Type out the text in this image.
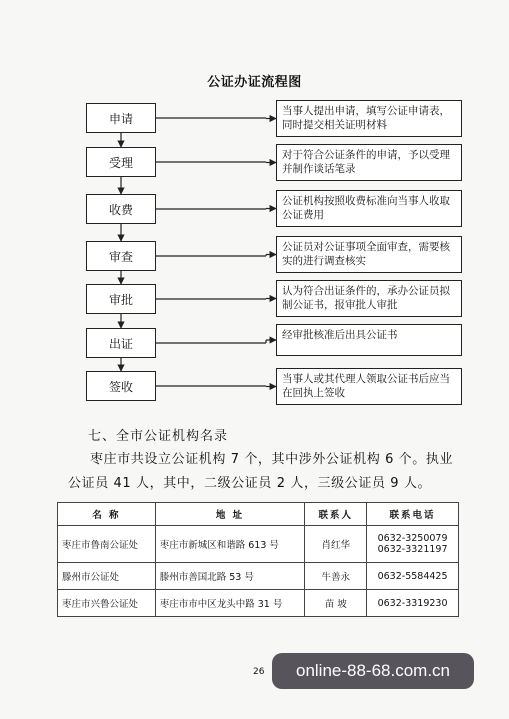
公证办证流程图
申请
受理
收费
审查
审批
出证
签收
当事人提出申请，填写公证申请表，同时提交相关证明材料
对于符合公证条件的申请，予以受理并制作谈话笔录
公证机构按照收费标准向当事人收取公证费用
公证员对公证事项全面审查，需要核实的进行调查核实
认为符合出证条件的，承办公证员拟制公证书，报审批人审批
经审批核准后出具公证书
当事人或其代理人领取公证书后应当在回执上签收
七、全市公证机构名录
枣庄市共设立公证机构 7 个，其中涉外公证机构 6 个。执业
公证员 41 人，其中，二级公证员 2 人，三级公证员 9 人。
名 称	地 址	联系人	联系电话
枣庄市鲁南公证处	枣庄市新城区和谐路 613 号	肖红华	0632-3250079
0632-3321197

滕州市公证处	滕州市善国北路 53 号	牛善永	0632-5584425
枣庄市兴鲁公证处	枣庄市市中区龙头中路 31 号	苗 坡	0632-3319230
26	online-88-68.com.cn
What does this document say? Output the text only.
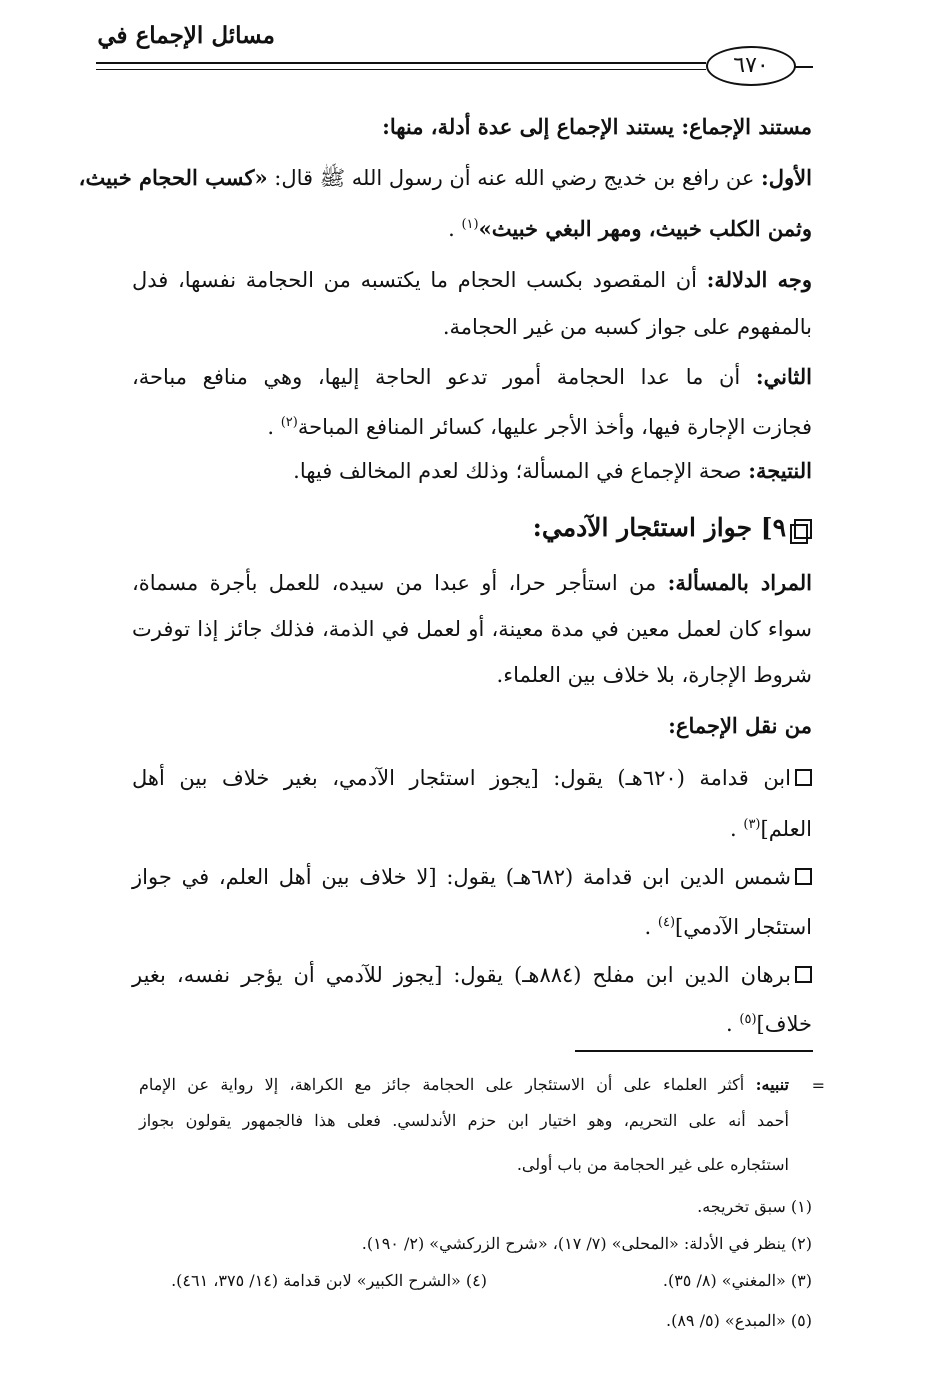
مسائل الإجماع في
٦٧٠
مستند الإجماع: يستند الإجماع إلى عدة أدلة، منها:
الأول: عن رافع بن خديج رضي الله عنه أن رسول الله ﷺ قال: «كسب الحجام خبيث،
وثمن الكلب خبيث، ومهر البغي خبيث»$^{(١)}$ .
وجه الدلالة: أن المقصود بكسب الحجام ما يكتسبه من الحجامة نفسها، فدل
بالمفهوم على جواز كسبه من غير الحجامة.
الثاني: أن ما عدا الحجامة أمور تدعو الحاجة إليها، وهي منافع مباحة،
فجازت الإجارة فيها، وأخذ الأجر عليها، كسائر المنافع المباحة$^{(٢)}$ .
النتيجة: صحة الإجماع في المسألة؛ وذلك لعدم المخالف فيها.
٩] جواز استئجار الآدمي:
المراد بالمسألة: من استأجر حرا، أو عبدا من سيده، للعمل بأجرة مسماة،
سواء كان لعمل معين في مدة معينة، أو لعمل في الذمة، فذلك جائز إذا توفرت
شروط الإجارة، بلا خلاف بين العلماء.
من نقل الإجماع:
ابن قدامة (٦٢٠هـ) يقول: [يجوز استئجار الآدمي، بغير خلاف بين أهل
العلم]$^{(٣)}$ .
شمس الدين ابن قدامة (٦٨٢هـ) يقول: [لا خلاف بين أهل العلم، في جواز
استئجار الآدمي]$^{(٤)}$ .
برهان الدين ابن مفلح (٨٨٤هـ) يقول: [يجوز للآدمي أن يؤجر نفسه، بغير
خلاف]$^{(٥)}$ .
=
تنبيه: أكثر العلماء على أن الاستئجار على الحجامة جائز مع الكراهة، إلا رواية عن الإمام
أحمد أنه على التحريم، وهو اختيار ابن حزم الأندلسي. فعلى هذا فالجمهور يقولون بجواز
استئجاره على غير الحجامة من باب أولى.
(١) سبق تخريجه.
(٢) ينظر في الأدلة: «المحلى» (٧/ ١٧)، «شرح الزركشي» (٢/ ١٩٠).
(٣) «المغني» (٨/ ٣٥).
(٤) «الشرح الكبير» لابن قدامة (١٤/ ٣٧٥، ٤٦١).
(٥) «المبدع» (٥/ ٨٩).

## Task objective
Show every line from the listing above in which the string "الآدمي" appears.

## Output of the exercise
٩] جواز استئجار الآدمي:
ابن قدامة (٦٢٠هـ) يقول: [يجوز استئجار الآدمي، بغير خلاف بين أهل
استئجار الآدمي]$^{(٤)}$ .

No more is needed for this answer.